TASK REQUIREMENTS: Without the pictures, set down every line of the data exactly.

○ ○ ○ ○ ○

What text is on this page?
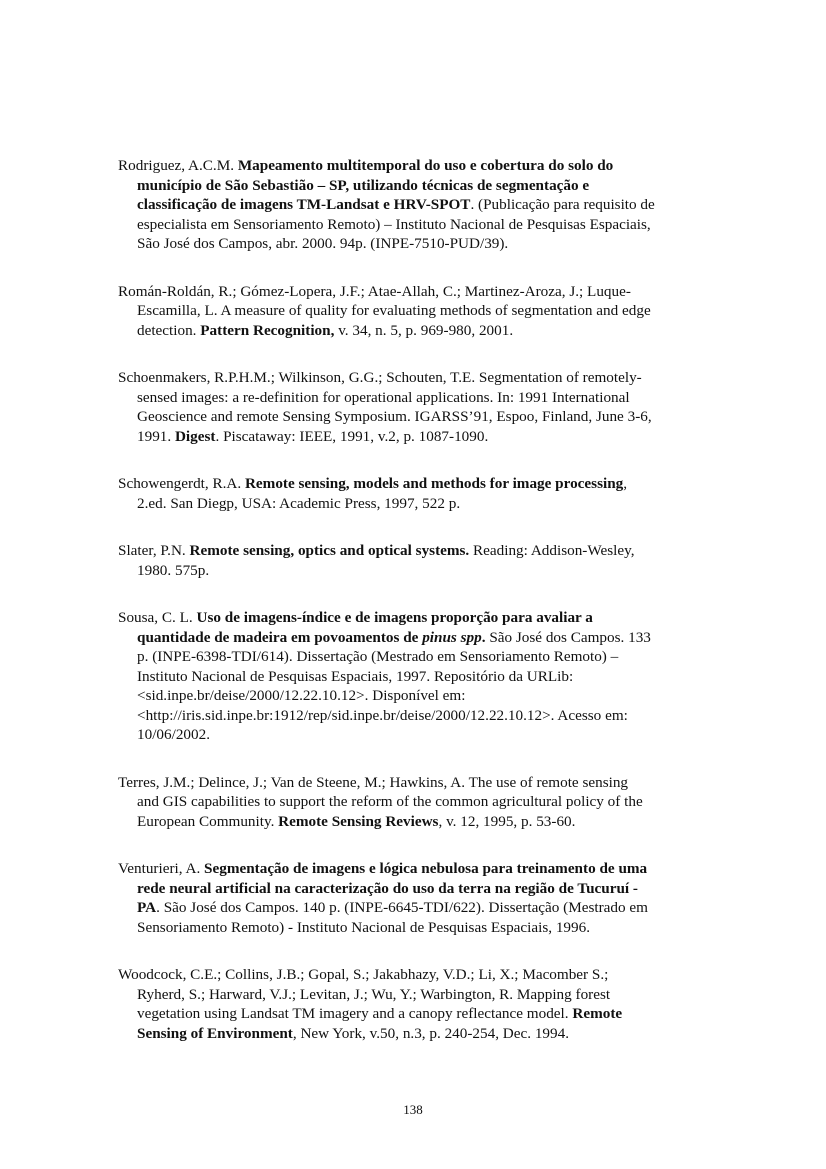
Rodriguez, A.C.M. Mapeamento multitemporal do uso e cobertura do solo do
município de São Sebastião – SP, utilizando técnicas de segmentação e
classificação de imagens TM-Landsat e HRV-SPOT. (Publicação para requisito de
especialista em Sensoriamento Remoto) – Instituto Nacional de Pesquisas Espaciais,
São José dos Campos, abr. 2000. 94p. (INPE-7510-PUD/39).
Román-Roldán, R.; Gómez-Lopera, J.F.; Atae-Allah, C.; Martinez-Aroza, J.; Luque-
Escamilla, L. A measure of quality for evaluating methods of segmentation and edge
detection. Pattern Recognition, v. 34, n. 5, p. 969-980, 2001.
Schoenmakers, R.P.H.M.; Wilkinson, G.G.; Schouten, T.E. Segmentation of remotely-
sensed images: a re-definition for operational applications. In: 1991 International
Geoscience and remote Sensing Symposium. IGARSS’91, Espoo, Finland, June 3-6,
1991. Digest. Piscataway: IEEE, 1991, v.2, p. 1087-1090.
Schowengerdt, R.A. Remote sensing, models and methods for image processing,
2.ed. San Diegp, USA: Academic Press, 1997, 522 p.
Slater, P.N. Remote sensing, optics and optical systems. Reading: Addison-Wesley,
1980. 575p.
Sousa, C. L. Uso de imagens-índice e de imagens proporção para avaliar a
quantidade de madeira em povoamentos de pinus spp. São José dos Campos. 133
p. (INPE-6398-TDI/614). Dissertação (Mestrado em Sensoriamento Remoto) –
Instituto Nacional de Pesquisas Espaciais, 1997. Repositório da URLib:
<sid.inpe.br/deise/2000/12.22.10.12>. Disponível em:
<http://iris.sid.inpe.br:1912/rep/sid.inpe.br/deise/2000/12.22.10.12>. Acesso em:
10/06/2002.
Terres, J.M.; Delince, J.; Van de Steene, M.; Hawkins, A. The use of remote sensing
and GIS capabilities to support the reform of the common agricultural policy of the
European Community. Remote Sensing Reviews, v. 12, 1995, p. 53-60.
Venturieri, A. Segmentação de imagens e lógica nebulosa para treinamento de uma
rede neural artificial na caracterização do uso da terra na região de Tucuruí -
PA. São José dos Campos. 140 p. (INPE-6645-TDI/622). Dissertação (Mestrado em
Sensoriamento Remoto) - Instituto Nacional de Pesquisas Espaciais, 1996.
Woodcock, C.E.; Collins, J.B.; Gopal, S.; Jakabhazy, V.D.; Li, X.; Macomber S.;
Ryherd, S.; Harward, V.J.; Levitan, J.; Wu, Y.; Warbington, R. Mapping forest
vegetation using Landsat TM imagery and a canopy reflectance model. Remote
Sensing of Environment, New York, v.50, n.3, p. 240-254, Dec. 1994.
138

○ ○ ○ ○ ○

CORRECT RESPONSE:
What text is on this page?
Rodriguez, A.C.M. Mapeamento multitemporal do uso e cobertura do solo do
município de São Sebastião – SP, utilizando técnicas de segmentação e
classificação de imagens TM-Landsat e HRV-SPOT. (Publicação para requisito de
especialista em Sensoriamento Remoto) – Instituto Nacional de Pesquisas Espaciais,
São José dos Campos, abr. 2000. 94p. (INPE-7510-PUD/39).
Román-Roldán, R.; Gómez-Lopera, J.F.; Atae-Allah, C.; Martinez-Aroza, J.; Luque-
Escamilla, L. A measure of quality for evaluating methods of segmentation and edge
detection. Pattern Recognition, v. 34, n. 5, p. 969-980, 2001.
Schoenmakers, R.P.H.M.; Wilkinson, G.G.; Schouten, T.E. Segmentation of remotely-
sensed images: a re-definition for operational applications. In: 1991 International
Geoscience and remote Sensing Symposium. IGARSS’91, Espoo, Finland, June 3-6,
1991. Digest. Piscataway: IEEE, 1991, v.2, p. 1087-1090.
Schowengerdt, R.A. Remote sensing, models and methods for image processing,
2.ed. San Diegp, USA: Academic Press, 1997, 522 p.
Slater, P.N. Remote sensing, optics and optical systems. Reading: Addison-Wesley,
1980. 575p.
Sousa, C. L. Uso de imagens-índice e de imagens proporção para avaliar a
quantidade de madeira em povoamentos de pinus spp. São José dos Campos. 133
p. (INPE-6398-TDI/614). Dissertação (Mestrado em Sensoriamento Remoto) –
Instituto Nacional de Pesquisas Espaciais, 1997. Repositório da URLib:
<sid.inpe.br/deise/2000/12.22.10.12>. Disponível em:
<http://iris.sid.inpe.br:1912/rep/sid.inpe.br/deise/2000/12.22.10.12>. Acesso em:
10/06/2002.
Terres, J.M.; Delince, J.; Van de Steene, M.; Hawkins, A. The use of remote sensing
and GIS capabilities to support the reform of the common agricultural policy of the
European Community. Remote Sensing Reviews, v. 12, 1995, p. 53-60.
Venturieri, A. Segmentação de imagens e lógica nebulosa para treinamento de uma
rede neural artificial na caracterização do uso da terra na região de Tucuruí -
PA. São José dos Campos. 140 p. (INPE-6645-TDI/622). Dissertação (Mestrado em
Sensoriamento Remoto) - Instituto Nacional de Pesquisas Espaciais, 1996.
Woodcock, C.E.; Collins, J.B.; Gopal, S.; Jakabhazy, V.D.; Li, X.; Macomber S.;
Ryherd, S.; Harward, V.J.; Levitan, J.; Wu, Y.; Warbington, R. Mapping forest
vegetation using Landsat TM imagery and a canopy reflectance model. Remote
Sensing of Environment, New York, v.50, n.3, p. 240-254, Dec. 1994.
138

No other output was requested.